What to work on:
Copy out each line of the data holding "Instructor".

** begin **

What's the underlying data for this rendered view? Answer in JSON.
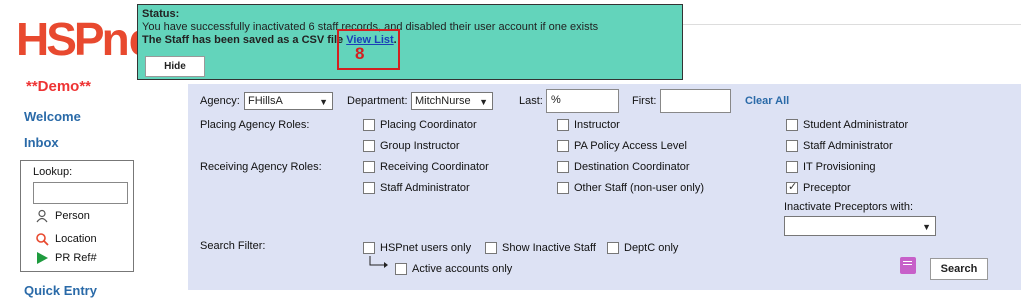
{
  "logo": {
    "part1": "HSP",
    "part2": "net"
  },
  "demo_label": "**Demo**",
  "nav": {
    "welcome": "Welcome",
    "inbox": "Inbox",
    "quick_entry": "Quick Entry"
  },
  "lookup": {
    "label": "Lookup:",
    "person": "Person",
    "location": "Location",
    "pr_ref": "PR Ref#"
  },
  "status": {
    "title": "Status:",
    "line1": "You have successfully inactivated 6 staff records, and disabled their user account if one exists",
    "line2_prefix": "The Staff has been saved as a CSV file ",
    "view_list": "View List",
    "line2_suffix": ".",
    "hide_label": "Hide",
    "highlight_number": "8"
  },
  "filters": {
    "agency_label": "Agency:",
    "agency_value": "FHillsA",
    "department_label": "Department:",
    "department_value": "MitchNurse",
    "last_label": "Last:",
    "last_value": "%",
    "first_label": "First:",
    "first_value": "",
    "clear_all": "Clear All"
  },
  "placing_roles_label": "Placing Agency Roles:",
  "receiving_roles_label": "Receiving Agency Roles:",
  "roles": {
    "placing_coordinator": "Placing Coordinator",
    "instructor": "Instructor",
    "student_administrator": "Student Administrator",
    "group_instructor": "Group Instructor",
    "pa_policy_access_level": "PA Policy Access Level",
    "staff_administrator_placing": "Staff Administrator",
    "receiving_coordinator": "Receiving Coordinator",
    "destination_coordinator": "Destination Coordinator",
    "it_provisioning": "IT Provisioning",
    "staff_administrator_receiving": "Staff Administrator",
    "other_staff": "Other Staff (non-user only)",
    "preceptor": "Preceptor"
  },
  "inactivate_preceptors_label": "Inactivate Preceptors with:",
  "inactivate_preceptors_value": "",
  "search_filter": {
    "label": "Search Filter:",
    "hspnet_users_only": "HSPnet users only",
    "show_inactive_staff": "Show Inactive Staff",
    "deptc_only": "DeptC only",
    "active_accounts_only": "Active accounts only"
  },
  "search_button": "Search"
}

** end **

Completed task:
    "instructor": "Instructor",
    "group_instructor": "Group Instructor",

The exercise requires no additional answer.